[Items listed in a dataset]
# # # #

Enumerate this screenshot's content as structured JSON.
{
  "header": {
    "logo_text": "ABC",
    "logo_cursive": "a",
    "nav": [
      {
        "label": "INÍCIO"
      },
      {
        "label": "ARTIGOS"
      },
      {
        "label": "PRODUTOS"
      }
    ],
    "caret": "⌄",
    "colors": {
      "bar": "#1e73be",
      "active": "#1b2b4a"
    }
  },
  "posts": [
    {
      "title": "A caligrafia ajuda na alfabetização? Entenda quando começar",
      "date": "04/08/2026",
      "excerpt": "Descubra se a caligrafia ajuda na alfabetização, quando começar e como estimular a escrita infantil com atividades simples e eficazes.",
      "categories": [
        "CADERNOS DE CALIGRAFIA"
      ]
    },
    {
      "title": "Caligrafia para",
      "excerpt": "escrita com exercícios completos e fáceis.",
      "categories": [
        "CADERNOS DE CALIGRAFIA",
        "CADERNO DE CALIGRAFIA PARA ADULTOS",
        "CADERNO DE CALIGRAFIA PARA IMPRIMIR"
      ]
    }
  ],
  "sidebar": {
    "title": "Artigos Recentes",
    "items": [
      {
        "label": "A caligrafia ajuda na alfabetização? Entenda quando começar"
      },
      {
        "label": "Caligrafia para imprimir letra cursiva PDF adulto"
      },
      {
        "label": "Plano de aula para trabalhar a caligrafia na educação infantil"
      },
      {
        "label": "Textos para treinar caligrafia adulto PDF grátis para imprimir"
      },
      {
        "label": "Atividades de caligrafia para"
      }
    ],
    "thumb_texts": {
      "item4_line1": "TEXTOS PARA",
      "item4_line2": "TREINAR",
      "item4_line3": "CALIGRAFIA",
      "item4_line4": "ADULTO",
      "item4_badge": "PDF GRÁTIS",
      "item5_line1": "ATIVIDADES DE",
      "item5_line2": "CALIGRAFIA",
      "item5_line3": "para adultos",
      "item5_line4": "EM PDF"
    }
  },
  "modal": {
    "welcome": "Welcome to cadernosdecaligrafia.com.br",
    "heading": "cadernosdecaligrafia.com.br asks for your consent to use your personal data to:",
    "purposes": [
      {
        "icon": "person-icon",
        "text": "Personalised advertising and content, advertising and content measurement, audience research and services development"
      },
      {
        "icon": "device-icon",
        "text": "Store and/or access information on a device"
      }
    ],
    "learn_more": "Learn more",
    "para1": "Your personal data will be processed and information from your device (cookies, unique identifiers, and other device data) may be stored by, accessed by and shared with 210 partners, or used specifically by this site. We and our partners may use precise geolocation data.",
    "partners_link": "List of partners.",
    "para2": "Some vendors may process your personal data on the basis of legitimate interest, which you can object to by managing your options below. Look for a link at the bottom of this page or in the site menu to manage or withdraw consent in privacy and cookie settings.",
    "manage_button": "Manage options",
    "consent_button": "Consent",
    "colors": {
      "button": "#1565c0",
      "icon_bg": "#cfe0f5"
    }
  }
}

# # # #

• _DIRECTIVE_
Write the data out again in full and exactly.

• _RESULT_
Enumerate this screenshot's content as structured JSON.
{
  "header": {
    "logo_text": "ABC",
    "logo_cursive": "a",
    "nav": [
      {
        "label": "INÍCIO"
      },
      {
        "label": "ARTIGOS"
      },
      {
        "label": "PRODUTOS"
      }
    ],
    "caret": "⌄",
    "colors": {
      "bar": "#1e73be",
      "active": "#1b2b4a"
    }
  },
  "posts": [
    {
      "title": "A caligrafia ajuda na alfabetização? Entenda quando começar",
      "date": "04/08/2026",
      "excerpt": "Descubra se a caligrafia ajuda na alfabetização, quando começar e como estimular a escrita infantil com atividades simples e eficazes.",
      "categories": [
        "CADERNOS DE CALIGRAFIA"
      ]
    },
    {
      "title": "Caligrafia para",
      "excerpt": "escrita com exercícios completos e fáceis.",
      "categories": [
        "CADERNOS DE CALIGRAFIA",
        "CADERNO DE CALIGRAFIA PARA ADULTOS",
        "CADERNO DE CALIGRAFIA PARA IMPRIMIR"
      ]
    }
  ],
  "sidebar": {
    "title": "Artigos Recentes",
    "items": [
      {
        "label": "A caligrafia ajuda na alfabetização? Entenda quando começar"
      },
      {
        "label": "Caligrafia para imprimir letra cursiva PDF adulto"
      },
      {
        "label": "Plano de aula para trabalhar a caligrafia na educação infantil"
      },
      {
        "label": "Textos para treinar caligrafia adulto PDF grátis para imprimir"
      },
      {
        "label": "Atividades de caligrafia para"
      }
    ],
    "thumb_texts": {
      "item4_line1": "TEXTOS PARA",
      "item4_line2": "TREINAR",
      "item4_line3": "CALIGRAFIA",
      "item4_line4": "ADULTO",
      "item4_badge": "PDF GRÁTIS",
      "item5_line1": "ATIVIDADES DE",
      "item5_line2": "CALIGRAFIA",
      "item5_line3": "para adultos",
      "item5_line4": "EM PDF"
    }
  },
  "modal": {
    "welcome": "Welcome to cadernosdecaligrafia.com.br",
    "heading": "cadernosdecaligrafia.com.br asks for your consent to use your personal data to:",
    "purposes": [
      {
        "icon": "person-icon",
        "text": "Personalised advertising and content, advertising and content measurement, audience research and services development"
      },
      {
        "icon": "device-icon",
        "text": "Store and/or access information on a device"
      }
    ],
    "learn_more": "Learn more",
    "para1": "Your personal data will be processed and information from your device (cookies, unique identifiers, and other device data) may be stored by, accessed by and shared with 210 partners, or used specifically by this site. We and our partners may use precise geolocation data.",
    "partners_link": "List of partners.",
    "para2": "Some vendors may process your personal data on the basis of legitimate interest, which you can object to by managing your options below. Look for a link at the bottom of this page or in the site menu to manage or withdraw consent in privacy and cookie settings.",
    "manage_button": "Manage options",
    "consent_button": "Consent",
    "colors": {
      "button": "#1565c0",
      "icon_bg": "#cfe0f5"
    }
  }
}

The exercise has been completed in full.